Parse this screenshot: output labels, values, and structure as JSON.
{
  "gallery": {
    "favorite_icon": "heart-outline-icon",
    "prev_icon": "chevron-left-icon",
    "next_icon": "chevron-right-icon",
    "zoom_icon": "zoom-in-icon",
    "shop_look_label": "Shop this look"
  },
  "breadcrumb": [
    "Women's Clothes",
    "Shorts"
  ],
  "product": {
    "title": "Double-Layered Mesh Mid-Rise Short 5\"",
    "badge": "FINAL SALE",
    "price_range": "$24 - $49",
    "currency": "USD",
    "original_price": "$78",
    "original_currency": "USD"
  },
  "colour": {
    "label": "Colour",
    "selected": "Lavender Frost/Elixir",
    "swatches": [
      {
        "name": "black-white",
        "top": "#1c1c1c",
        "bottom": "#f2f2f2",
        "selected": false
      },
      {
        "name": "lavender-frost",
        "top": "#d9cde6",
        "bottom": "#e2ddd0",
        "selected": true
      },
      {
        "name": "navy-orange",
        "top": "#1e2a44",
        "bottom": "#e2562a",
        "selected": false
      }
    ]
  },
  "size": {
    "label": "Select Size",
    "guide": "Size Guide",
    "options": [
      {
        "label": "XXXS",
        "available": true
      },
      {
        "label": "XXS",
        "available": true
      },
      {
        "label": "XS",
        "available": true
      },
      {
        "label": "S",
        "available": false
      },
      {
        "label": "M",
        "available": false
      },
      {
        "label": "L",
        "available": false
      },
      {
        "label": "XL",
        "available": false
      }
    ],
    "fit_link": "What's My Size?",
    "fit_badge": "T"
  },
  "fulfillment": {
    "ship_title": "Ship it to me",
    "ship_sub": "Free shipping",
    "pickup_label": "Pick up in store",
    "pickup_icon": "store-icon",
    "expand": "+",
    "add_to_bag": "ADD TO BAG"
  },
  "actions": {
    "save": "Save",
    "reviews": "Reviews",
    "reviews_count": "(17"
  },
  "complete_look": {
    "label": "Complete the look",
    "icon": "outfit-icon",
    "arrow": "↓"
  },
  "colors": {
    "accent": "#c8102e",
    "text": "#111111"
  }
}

################

• [JOB] Restate the whole of the material exactly.

• [WRITTEN RESPONSE]
Parse this screenshot: output labels, values, and structure as JSON.
{
  "gallery": {
    "favorite_icon": "heart-outline-icon",
    "prev_icon": "chevron-left-icon",
    "next_icon": "chevron-right-icon",
    "zoom_icon": "zoom-in-icon",
    "shop_look_label": "Shop this look"
  },
  "breadcrumb": [
    "Women's Clothes",
    "Shorts"
  ],
  "product": {
    "title": "Double-Layered Mesh Mid-Rise Short 5\"",
    "badge": "FINAL SALE",
    "price_range": "$24 - $49",
    "currency": "USD",
    "original_price": "$78",
    "original_currency": "USD"
  },
  "colour": {
    "label": "Colour",
    "selected": "Lavender Frost/Elixir",
    "swatches": [
      {
        "name": "black-white",
        "top": "#1c1c1c",
        "bottom": "#f2f2f2",
        "selected": false
      },
      {
        "name": "lavender-frost",
        "top": "#d9cde6",
        "bottom": "#e2ddd0",
        "selected": true
      },
      {
        "name": "navy-orange",
        "top": "#1e2a44",
        "bottom": "#e2562a",
        "selected": false
      }
    ]
  },
  "size": {
    "label": "Select Size",
    "guide": "Size Guide",
    "options": [
      {
        "label": "XXXS",
        "available": true
      },
      {
        "label": "XXS",
        "available": true
      },
      {
        "label": "XS",
        "available": true
      },
      {
        "label": "S",
        "available": false
      },
      {
        "label": "M",
        "available": false
      },
      {
        "label": "L",
        "available": false
      },
      {
        "label": "XL",
        "available": false
      }
    ],
    "fit_link": "What's My Size?",
    "fit_badge": "T"
  },
  "fulfillment": {
    "ship_title": "Ship it to me",
    "ship_sub": "Free shipping",
    "pickup_label": "Pick up in store",
    "pickup_icon": "store-icon",
    "expand": "+",
    "add_to_bag": "ADD TO BAG"
  },
  "actions": {
    "save": "Save",
    "reviews": "Reviews",
    "reviews_count": "(17"
  },
  "complete_look": {
    "label": "Complete the look",
    "icon": "outfit-icon",
    "arrow": "↓"
  },
  "colors": {
    "accent": "#c8102e",
    "text": "#111111"
  }
}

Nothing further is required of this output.